START PAGE EXCERPT

The beneficial effects of anti-angiogenesis drugs in the treatment of the deadly brain tumors called glioblastomas appear to result primarily from reduction of edema – the swelling of brain tissue – and not from any direct anti-tumor effect, according to a study from Massachusetts General Hospital (MGH) researchers.
Their report, to be published in the Journal of Clinical Oncology and receiving early online release, describes how treatment with the experimental drug cediranib reduced edema and improved survival in three mouse models of glioblastoma.
"Our findings suggest that antiangiogenesis therapy can increase patient survival even in the face of persistent tumor growth," says Rakesh K. Jain, PhD, director of the Steele Laboratory in the MGH Department of Radiation Oncology, the study's co-senior author. "In glioblastoma clinical trials, it is important to separate survival analysis from that of tumor response to therapy, since many factors combine to cause patient deaths."
Cediranib inhibits the potent angiogenesis factor VEGF, which is known to be abundantly present in glioblastomas and play a critical role in tumor blood vessel formation. A 2007 report from an ongoing clinical trial at the MGH Cancer Center found that the drug temporarily normalized abnormal, leaky blood vessels in glioblastomas that had recurred after surgery, radiation or chemotherapy – reducing edema and apparently the size of the tumors. But the exact mechanism underlying the effects was unclear, since the imaging technology used to track tumor progression could not distinguish between effects on blood vessels and an actual reduction in tumor size.
"We frequently see beneficial effects from drugs in patients without fully understanding the mechanism of action," says A. Gregory Sorensen, MD, of the MGH Radiology Department and Martinos Center for Biomedical Imaging, co-senior author of the report.. "The fact that anti-VEGF agents seem to provide clear benefits in some glioblastoma patients adds to the urgency of understanding the mechanisms that underlie these clinical improvements. We need to learn how to tailor our treatments to benefit even more patients."

END PAGE EXCERPT
START THE DATA

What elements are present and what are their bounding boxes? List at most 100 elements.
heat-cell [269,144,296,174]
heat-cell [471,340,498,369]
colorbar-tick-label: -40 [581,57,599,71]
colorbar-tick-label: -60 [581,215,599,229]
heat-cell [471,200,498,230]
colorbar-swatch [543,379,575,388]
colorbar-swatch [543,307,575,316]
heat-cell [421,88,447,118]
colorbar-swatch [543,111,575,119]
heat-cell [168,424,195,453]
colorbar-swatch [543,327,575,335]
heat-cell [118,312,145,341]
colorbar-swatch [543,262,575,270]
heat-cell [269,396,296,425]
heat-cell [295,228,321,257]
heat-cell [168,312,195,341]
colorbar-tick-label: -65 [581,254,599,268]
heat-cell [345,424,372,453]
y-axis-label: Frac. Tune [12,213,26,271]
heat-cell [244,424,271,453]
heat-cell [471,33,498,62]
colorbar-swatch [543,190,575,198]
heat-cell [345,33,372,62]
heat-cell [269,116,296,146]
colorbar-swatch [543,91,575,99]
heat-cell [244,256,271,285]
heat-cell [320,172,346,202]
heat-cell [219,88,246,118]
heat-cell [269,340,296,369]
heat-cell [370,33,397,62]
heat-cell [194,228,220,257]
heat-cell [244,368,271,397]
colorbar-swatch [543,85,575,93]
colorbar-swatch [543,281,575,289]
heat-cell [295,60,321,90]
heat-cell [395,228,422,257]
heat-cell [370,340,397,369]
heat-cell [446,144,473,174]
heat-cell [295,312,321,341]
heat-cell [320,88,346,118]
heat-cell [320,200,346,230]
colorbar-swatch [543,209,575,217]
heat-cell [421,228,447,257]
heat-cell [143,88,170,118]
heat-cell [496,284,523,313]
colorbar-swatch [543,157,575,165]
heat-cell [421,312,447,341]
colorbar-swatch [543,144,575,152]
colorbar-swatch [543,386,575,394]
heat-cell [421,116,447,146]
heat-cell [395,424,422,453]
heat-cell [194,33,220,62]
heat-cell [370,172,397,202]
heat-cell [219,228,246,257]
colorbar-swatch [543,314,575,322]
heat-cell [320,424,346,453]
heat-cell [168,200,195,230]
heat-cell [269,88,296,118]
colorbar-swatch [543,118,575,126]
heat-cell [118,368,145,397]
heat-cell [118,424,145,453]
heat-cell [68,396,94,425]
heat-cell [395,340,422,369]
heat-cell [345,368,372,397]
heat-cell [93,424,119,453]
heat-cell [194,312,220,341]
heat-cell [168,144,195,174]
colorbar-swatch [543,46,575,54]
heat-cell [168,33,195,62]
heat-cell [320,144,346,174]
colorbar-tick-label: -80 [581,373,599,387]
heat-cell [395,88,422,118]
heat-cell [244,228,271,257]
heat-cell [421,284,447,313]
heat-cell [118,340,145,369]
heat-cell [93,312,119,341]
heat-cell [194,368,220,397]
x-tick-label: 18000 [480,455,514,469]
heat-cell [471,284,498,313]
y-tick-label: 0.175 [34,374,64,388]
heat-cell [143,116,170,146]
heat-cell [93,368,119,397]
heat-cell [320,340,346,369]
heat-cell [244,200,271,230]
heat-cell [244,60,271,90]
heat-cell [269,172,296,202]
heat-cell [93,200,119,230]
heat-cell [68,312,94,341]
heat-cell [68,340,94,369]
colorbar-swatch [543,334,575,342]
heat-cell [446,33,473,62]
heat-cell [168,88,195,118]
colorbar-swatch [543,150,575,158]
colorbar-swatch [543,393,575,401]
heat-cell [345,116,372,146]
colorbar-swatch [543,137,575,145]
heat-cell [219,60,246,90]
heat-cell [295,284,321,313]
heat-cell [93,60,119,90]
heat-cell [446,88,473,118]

END THE DATA

ABOUT THIS EXERCISE: According to the article on glioblastoma and anti-angiogenesis drugs, after which treatments had the glioblastomas in the 2007 clinical trial report recurred? List them all.

RESPONSE AREA:
- Surgery
- Radiation
- Chemotherapy